SHORT TASK »
Copy the data that follows, character for character, minus the pictures.

RECORDS PROVIDED »
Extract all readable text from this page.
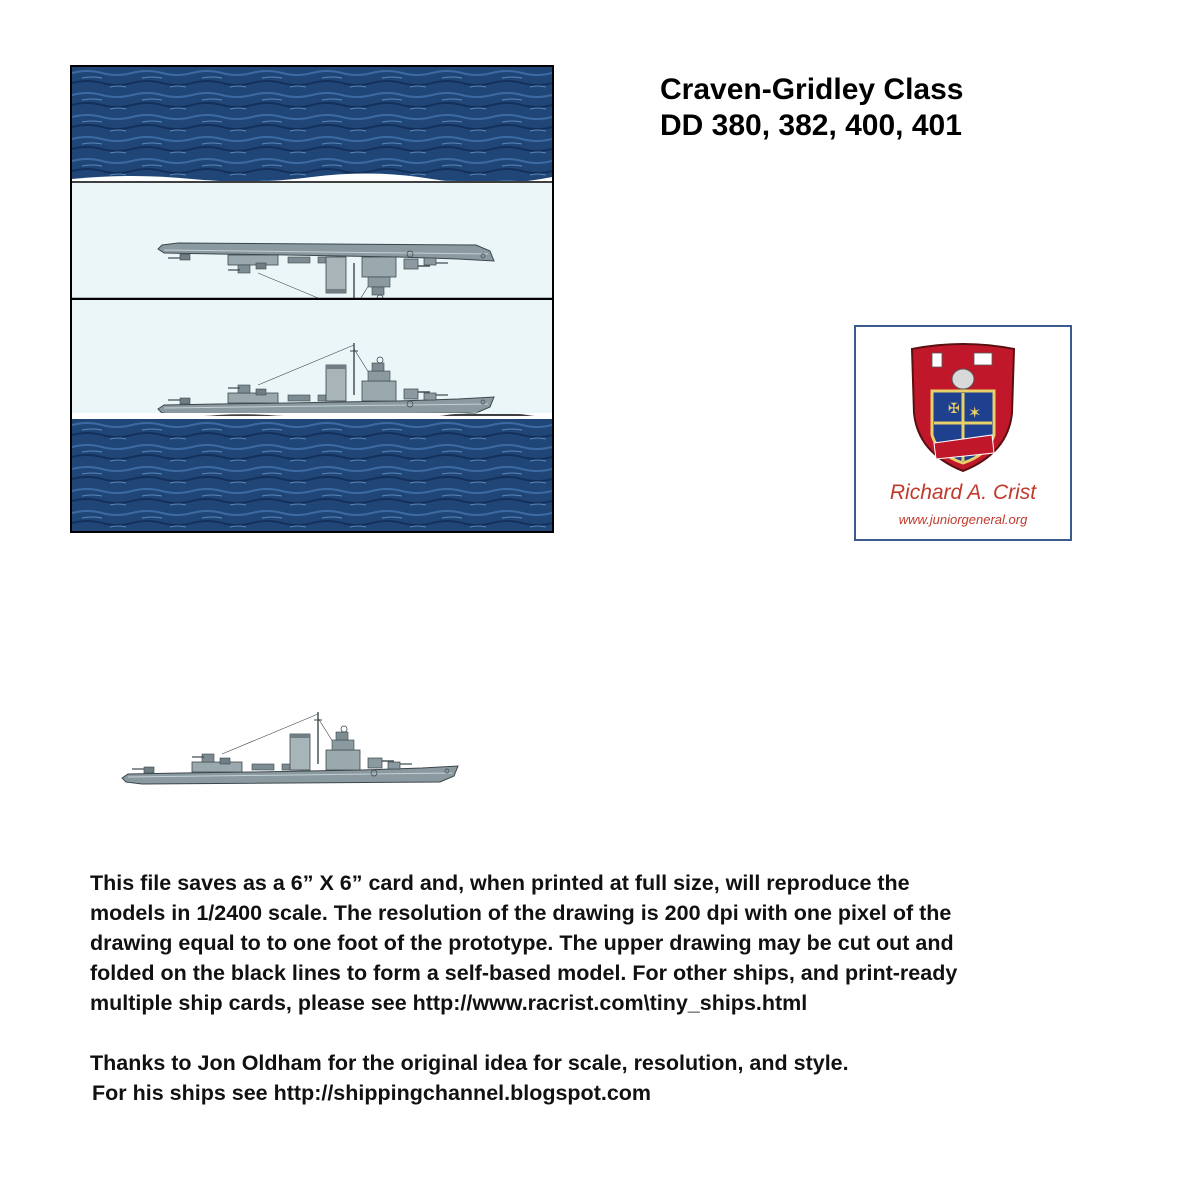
Craven-Gridley Class
DD 380, 382, 400, 401
✠ ✶
Richard A. Crist
www.juniorgeneral.org
This file saves as a 6” X 6” card and, when printed at full size, will reproduce the
models in 1/2400 scale. The resolution of the drawing is 200 dpi with one pixel of the
drawing equal to to one foot of the prototype. The upper drawing may be cut out and
folded on the black lines to form a self-based model. For other ships, and print-ready
multiple ship cards, please see http://www.racrist.com\tiny_ships.html
Thanks to Jon Oldham for the original idea for scale, resolution, and style.
For his ships see http://shippingchannel.blogspot.com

RESPONSE TO THE TASK »
Extract all readable text from this page.
Craven-Gridley Class
DD 380, 382, 400, 401
✠ ✶
Richard A. Crist
www.juniorgeneral.org
This file saves as a 6” X 6” card and, when printed at full size, will reproduce the
models in 1/2400 scale. The resolution of the drawing is 200 dpi with one pixel of the
drawing equal to to one foot of the prototype. The upper drawing may be cut out and
folded on the black lines to form a self-based model. For other ships, and print-ready
multiple ship cards, please see http://www.racrist.com\tiny_ships.html
Thanks to Jon Oldham for the original idea for scale, resolution, and style.
For his ships see http://shippingchannel.blogspot.com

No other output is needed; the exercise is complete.